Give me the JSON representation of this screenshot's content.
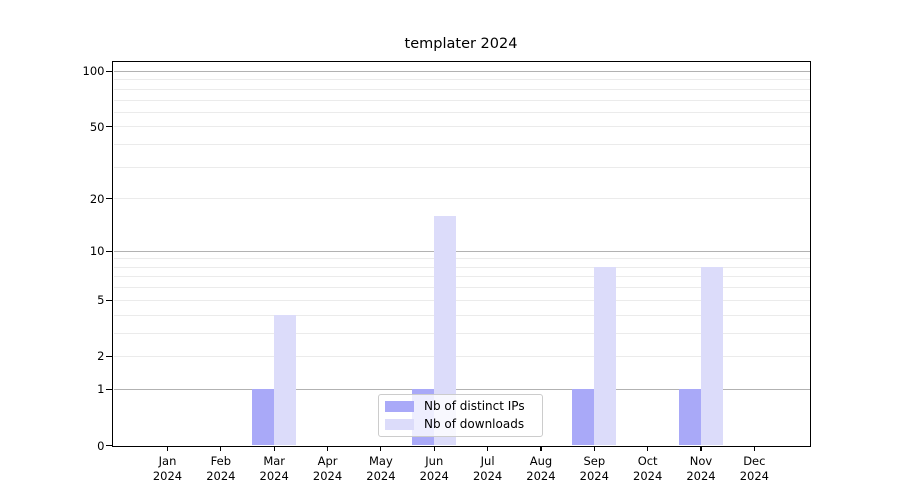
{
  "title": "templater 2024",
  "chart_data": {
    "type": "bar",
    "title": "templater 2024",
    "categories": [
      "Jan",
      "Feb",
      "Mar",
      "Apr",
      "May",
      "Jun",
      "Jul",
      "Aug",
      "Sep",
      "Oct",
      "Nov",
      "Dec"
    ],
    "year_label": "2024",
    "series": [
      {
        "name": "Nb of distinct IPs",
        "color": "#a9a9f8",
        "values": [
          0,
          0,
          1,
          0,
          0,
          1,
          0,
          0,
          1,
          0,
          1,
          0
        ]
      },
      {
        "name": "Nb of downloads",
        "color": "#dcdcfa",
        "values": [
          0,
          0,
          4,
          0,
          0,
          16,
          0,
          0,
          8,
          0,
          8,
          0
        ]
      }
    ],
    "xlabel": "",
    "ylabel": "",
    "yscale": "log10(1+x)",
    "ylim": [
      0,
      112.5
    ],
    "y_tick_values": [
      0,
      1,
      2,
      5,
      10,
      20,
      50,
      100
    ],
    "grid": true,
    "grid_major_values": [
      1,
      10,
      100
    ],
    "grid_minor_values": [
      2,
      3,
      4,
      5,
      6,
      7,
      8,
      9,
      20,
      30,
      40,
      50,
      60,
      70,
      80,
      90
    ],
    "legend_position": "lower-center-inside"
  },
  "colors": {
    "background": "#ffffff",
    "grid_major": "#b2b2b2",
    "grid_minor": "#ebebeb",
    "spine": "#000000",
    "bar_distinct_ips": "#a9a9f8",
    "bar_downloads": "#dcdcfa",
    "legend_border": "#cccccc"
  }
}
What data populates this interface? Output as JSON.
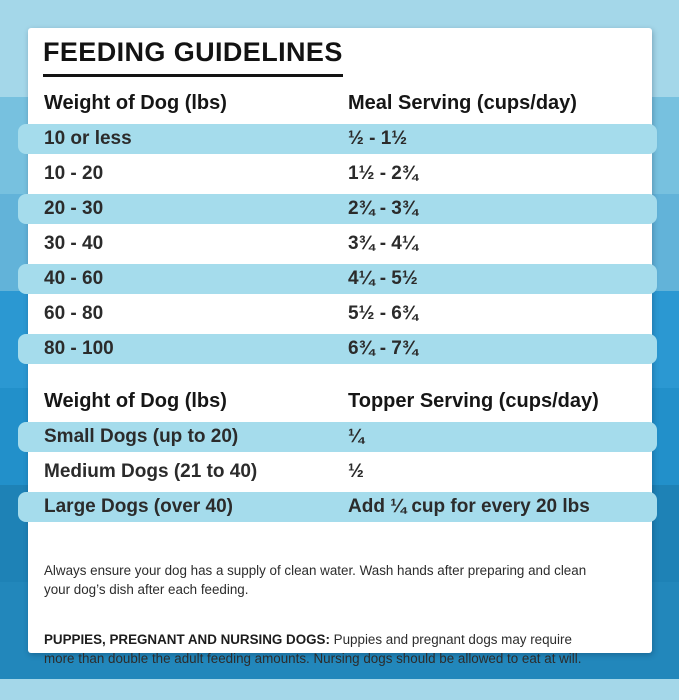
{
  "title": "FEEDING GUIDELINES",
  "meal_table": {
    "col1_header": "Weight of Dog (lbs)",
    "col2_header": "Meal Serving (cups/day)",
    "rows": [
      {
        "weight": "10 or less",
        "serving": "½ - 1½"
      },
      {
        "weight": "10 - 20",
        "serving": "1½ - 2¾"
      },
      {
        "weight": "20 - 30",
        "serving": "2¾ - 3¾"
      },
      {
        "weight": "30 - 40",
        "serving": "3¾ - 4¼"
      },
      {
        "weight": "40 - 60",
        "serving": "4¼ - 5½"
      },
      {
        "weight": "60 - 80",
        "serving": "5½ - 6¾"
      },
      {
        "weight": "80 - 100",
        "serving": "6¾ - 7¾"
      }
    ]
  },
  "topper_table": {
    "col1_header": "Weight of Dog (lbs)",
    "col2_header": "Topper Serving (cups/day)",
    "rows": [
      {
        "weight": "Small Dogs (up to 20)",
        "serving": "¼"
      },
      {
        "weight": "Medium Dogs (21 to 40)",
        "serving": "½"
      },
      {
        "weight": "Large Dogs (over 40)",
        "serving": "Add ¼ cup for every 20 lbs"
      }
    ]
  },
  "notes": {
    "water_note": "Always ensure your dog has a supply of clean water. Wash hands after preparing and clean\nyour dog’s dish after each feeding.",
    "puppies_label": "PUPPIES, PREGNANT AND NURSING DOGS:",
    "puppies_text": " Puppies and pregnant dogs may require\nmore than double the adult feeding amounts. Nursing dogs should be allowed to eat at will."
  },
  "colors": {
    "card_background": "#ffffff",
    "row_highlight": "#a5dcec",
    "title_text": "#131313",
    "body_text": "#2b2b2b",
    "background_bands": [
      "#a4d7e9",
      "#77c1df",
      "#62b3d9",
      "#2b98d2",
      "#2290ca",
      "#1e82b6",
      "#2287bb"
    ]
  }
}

TASK INSTRUCTIONS
Output each line exactly; omit every picture.

CORRECT ANSWER
Give me the JSON representation of this screenshot's content.
{
  "title": "templater 2024",
  "chart_data": {
    "type": "bar",
    "title": "templater 2024",
    "categories": [
      "Jan",
      "Feb",
      "Mar",
      "Apr",
      "May",
      "Jun",
      "Jul",
      "Aug",
      "Sep",
      "Oct",
      "Nov",
      "Dec"
    ],
    "year_label": "2024",
    "series": [
      {
        "name": "Nb of distinct IPs",
        "color": "#a9a9f8",
        "values": [
          0,
          0,
          1,
          0,
          0,
          1,
          0,
          0,
          1,
          0,
          1,
          0
        ]
      },
      {
        "name": "Nb of downloads",
        "color": "#dcdcfa",
        "values": [
          0,
          0,
          4,
          0,
          0,
          16,
          0,
          0,
          8,
          0,
          8,
          0
        ]
      }
    ],
    "xlabel": "",
    "ylabel": "",
    "yscale": "log10(1+x)",
    "ylim": [
      0,
      112.5
    ],
    "y_tick_values": [
      0,
      1,
      2,
      5,
      10,
      20,
      50,
      100
    ],
    "grid": true,
    "grid_major_values": [
      1,
      10,
      100
    ],
    "grid_minor_values": [
      2,
      3,
      4,
      5,
      6,
      7,
      8,
      9,
      20,
      30,
      40,
      50,
      60,
      70,
      80,
      90
    ],
    "legend_position": "lower-center-inside"
  },
  "colors": {
    "background": "#ffffff",
    "grid_major": "#b2b2b2",
    "grid_minor": "#ebebeb",
    "spine": "#000000",
    "bar_distinct_ips": "#a9a9f8",
    "bar_downloads": "#dcdcfa",
    "legend_border": "#cccccc"
  }
}
What data populates this interface? Output as JSON.
{
  "title": "FEEDING GUIDELINES",
  "meal_table": {
    "col1_header": "Weight of Dog (lbs)",
    "col2_header": "Meal Serving (cups/day)",
    "rows": [
      {
        "weight": "10 or less",
        "serving": "½ - 1½"
      },
      {
        "weight": "10 - 20",
        "serving": "1½ - 2¾"
      },
      {
        "weight": "20 - 30",
        "serving": "2¾ - 3¾"
      },
      {
        "weight": "30 - 40",
        "serving": "3¾ - 4¼"
      },
      {
        "weight": "40 - 60",
        "serving": "4¼ - 5½"
      },
      {
        "weight": "60 - 80",
        "serving": "5½ - 6¾"
      },
      {
        "weight": "80 - 100",
        "serving": "6¾ - 7¾"
      }
    ]
  },
  "topper_table": {
    "col1_header": "Weight of Dog (lbs)",
    "col2_header": "Topper Serving (cups/day)",
    "rows": [
      {
        "weight": "Small Dogs (up to 20)",
        "serving": "¼"
      },
      {
        "weight": "Medium Dogs (21 to 40)",
        "serving": "½"
      },
      {
        "weight": "Large Dogs (over 40)",
        "serving": "Add ¼ cup for every 20 lbs"
      }
    ]
  },
  "notes": {
    "water_note": "Always ensure your dog has a supply of clean water. Wash hands after preparing and clean\nyour dog’s dish after each feeding.",
    "puppies_label": "PUPPIES, PREGNANT AND NURSING DOGS:",
    "puppies_text": " Puppies and pregnant dogs may require\nmore than double the adult feeding amounts. Nursing dogs should be allowed to eat at will."
  },
  "colors": {
    "card_background": "#ffffff",
    "row_highlight": "#a5dcec",
    "title_text": "#131313",
    "body_text": "#2b2b2b",
    "background_bands": [
      "#a4d7e9",
      "#77c1df",
      "#62b3d9",
      "#2b98d2",
      "#2290ca",
      "#1e82b6",
      "#2287bb"
    ]
  }
}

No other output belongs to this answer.